--- BEGIN Data excerpts ---
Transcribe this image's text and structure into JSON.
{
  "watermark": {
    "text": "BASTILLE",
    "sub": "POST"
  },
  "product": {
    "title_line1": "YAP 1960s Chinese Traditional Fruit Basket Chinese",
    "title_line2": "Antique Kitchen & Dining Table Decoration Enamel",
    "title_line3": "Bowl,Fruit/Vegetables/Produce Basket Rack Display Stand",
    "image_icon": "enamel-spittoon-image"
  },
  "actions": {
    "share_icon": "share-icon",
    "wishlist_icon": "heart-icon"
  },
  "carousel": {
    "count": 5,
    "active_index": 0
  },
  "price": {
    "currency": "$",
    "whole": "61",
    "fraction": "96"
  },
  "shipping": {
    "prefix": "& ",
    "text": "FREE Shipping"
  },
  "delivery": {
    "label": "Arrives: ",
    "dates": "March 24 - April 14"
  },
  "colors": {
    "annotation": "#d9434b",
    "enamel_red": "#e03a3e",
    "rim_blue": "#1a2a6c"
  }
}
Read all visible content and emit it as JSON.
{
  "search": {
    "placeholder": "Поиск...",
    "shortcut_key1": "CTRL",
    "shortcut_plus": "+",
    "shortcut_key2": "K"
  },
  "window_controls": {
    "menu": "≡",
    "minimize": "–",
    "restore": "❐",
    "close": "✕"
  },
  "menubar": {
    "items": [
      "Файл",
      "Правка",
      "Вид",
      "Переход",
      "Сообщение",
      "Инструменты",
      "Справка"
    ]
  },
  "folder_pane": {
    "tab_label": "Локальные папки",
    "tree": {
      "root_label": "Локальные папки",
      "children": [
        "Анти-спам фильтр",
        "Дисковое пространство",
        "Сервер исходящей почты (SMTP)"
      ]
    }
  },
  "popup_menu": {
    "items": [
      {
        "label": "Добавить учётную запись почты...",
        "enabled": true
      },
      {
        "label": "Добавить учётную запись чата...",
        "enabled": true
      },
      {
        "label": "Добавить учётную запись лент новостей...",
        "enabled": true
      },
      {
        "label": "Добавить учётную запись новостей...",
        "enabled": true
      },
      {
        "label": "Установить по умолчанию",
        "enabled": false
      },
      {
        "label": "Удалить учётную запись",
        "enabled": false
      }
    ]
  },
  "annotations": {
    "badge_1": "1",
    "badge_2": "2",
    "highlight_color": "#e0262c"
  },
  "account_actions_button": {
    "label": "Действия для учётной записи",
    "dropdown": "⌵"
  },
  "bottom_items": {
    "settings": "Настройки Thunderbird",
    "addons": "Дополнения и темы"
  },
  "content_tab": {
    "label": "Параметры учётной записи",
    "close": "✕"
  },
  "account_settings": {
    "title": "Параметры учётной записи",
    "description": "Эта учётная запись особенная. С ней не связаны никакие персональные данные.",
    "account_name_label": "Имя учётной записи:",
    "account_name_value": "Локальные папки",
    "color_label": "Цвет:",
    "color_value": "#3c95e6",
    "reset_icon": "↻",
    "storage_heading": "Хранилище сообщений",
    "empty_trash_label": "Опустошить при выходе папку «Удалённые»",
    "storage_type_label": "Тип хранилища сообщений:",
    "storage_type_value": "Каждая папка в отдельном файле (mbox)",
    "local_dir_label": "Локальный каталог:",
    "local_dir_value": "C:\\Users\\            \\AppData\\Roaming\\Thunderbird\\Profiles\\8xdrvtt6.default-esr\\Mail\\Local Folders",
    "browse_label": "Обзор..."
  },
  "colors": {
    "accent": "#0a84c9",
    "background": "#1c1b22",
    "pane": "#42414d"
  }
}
--- END Data excerpts ---
→ **Exercise task**
Go through the records above and set each one down exactly, please.

→ **Exercise solution**
Transcribe this image's text and structure into JSON.
{
  "watermark": {
    "text": "BASTILLE",
    "sub": "POST"
  },
  "product": {
    "title_line1": "YAP 1960s Chinese Traditional Fruit Basket Chinese",
    "title_line2": "Antique Kitchen & Dining Table Decoration Enamel",
    "title_line3": "Bowl,Fruit/Vegetables/Produce Basket Rack Display Stand",
    "image_icon": "enamel-spittoon-image"
  },
  "actions": {
    "share_icon": "share-icon",
    "wishlist_icon": "heart-icon"
  },
  "carousel": {
    "count": 5,
    "active_index": 0
  },
  "price": {
    "currency": "$",
    "whole": "61",
    "fraction": "96"
  },
  "shipping": {
    "prefix": "& ",
    "text": "FREE Shipping"
  },
  "delivery": {
    "label": "Arrives: ",
    "dates": "March 24 - April 14"
  },
  "colors": {
    "annotation": "#d9434b",
    "enamel_red": "#e03a3e",
    "rim_blue": "#1a2a6c"
  }
}
Read all visible content and emit it as JSON.
{
  "search": {
    "placeholder": "Поиск...",
    "shortcut_key1": "CTRL",
    "shortcut_plus": "+",
    "shortcut_key2": "K"
  },
  "window_controls": {
    "menu": "≡",
    "minimize": "–",
    "restore": "❐",
    "close": "✕"
  },
  "menubar": {
    "items": [
      "Файл",
      "Правка",
      "Вид",
      "Переход",
      "Сообщение",
      "Инструменты",
      "Справка"
    ]
  },
  "folder_pane": {
    "tab_label": "Локальные папки",
    "tree": {
      "root_label": "Локальные папки",
      "children": [
        "Анти-спам фильтр",
        "Дисковое пространство",
        "Сервер исходящей почты (SMTP)"
      ]
    }
  },
  "popup_menu": {
    "items": [
      {
        "label": "Добавить учётную запись почты...",
        "enabled": true
      },
      {
        "label": "Добавить учётную запись чата...",
        "enabled": true
      },
      {
        "label": "Добавить учётную запись лент новостей...",
        "enabled": true
      },
      {
        "label": "Добавить учётную запись новостей...",
        "enabled": true
      },
      {
        "label": "Установить по умолчанию",
        "enabled": false
      },
      {
        "label": "Удалить учётную запись",
        "enabled": false
      }
    ]
  },
  "annotations": {
    "badge_1": "1",
    "badge_2": "2",
    "highlight_color": "#e0262c"
  },
  "account_actions_button": {
    "label": "Действия для учётной записи",
    "dropdown": "⌵"
  },
  "bottom_items": {
    "settings": "Настройки Thunderbird",
    "addons": "Дополнения и темы"
  },
  "content_tab": {
    "label": "Параметры учётной записи",
    "close": "✕"
  },
  "account_settings": {
    "title": "Параметры учётной записи",
    "description": "Эта учётная запись особенная. С ней не связаны никакие персональные данные.",
    "account_name_label": "Имя учётной записи:",
    "account_name_value": "Локальные папки",
    "color_label": "Цвет:",
    "color_value": "#3c95e6",
    "reset_icon": "↻",
    "storage_heading": "Хранилище сообщений",
    "empty_trash_label": "Опустошить при выходе папку «Удалённые»",
    "storage_type_label": "Тип хранилища сообщений:",
    "storage_type_value": "Каждая папка в отдельном файле (mbox)",
    "local_dir_label": "Локальный каталог:",
    "local_dir_value": "C:\\Users\\            \\AppData\\Roaming\\Thunderbird\\Profiles\\8xdrvtt6.default-esr\\Mail\\Local Folders",
    "browse_label": "Обзор..."
  },
  "colors": {
    "accent": "#0a84c9",
    "background": "#1c1b22",
    "pane": "#42414d"
  }
}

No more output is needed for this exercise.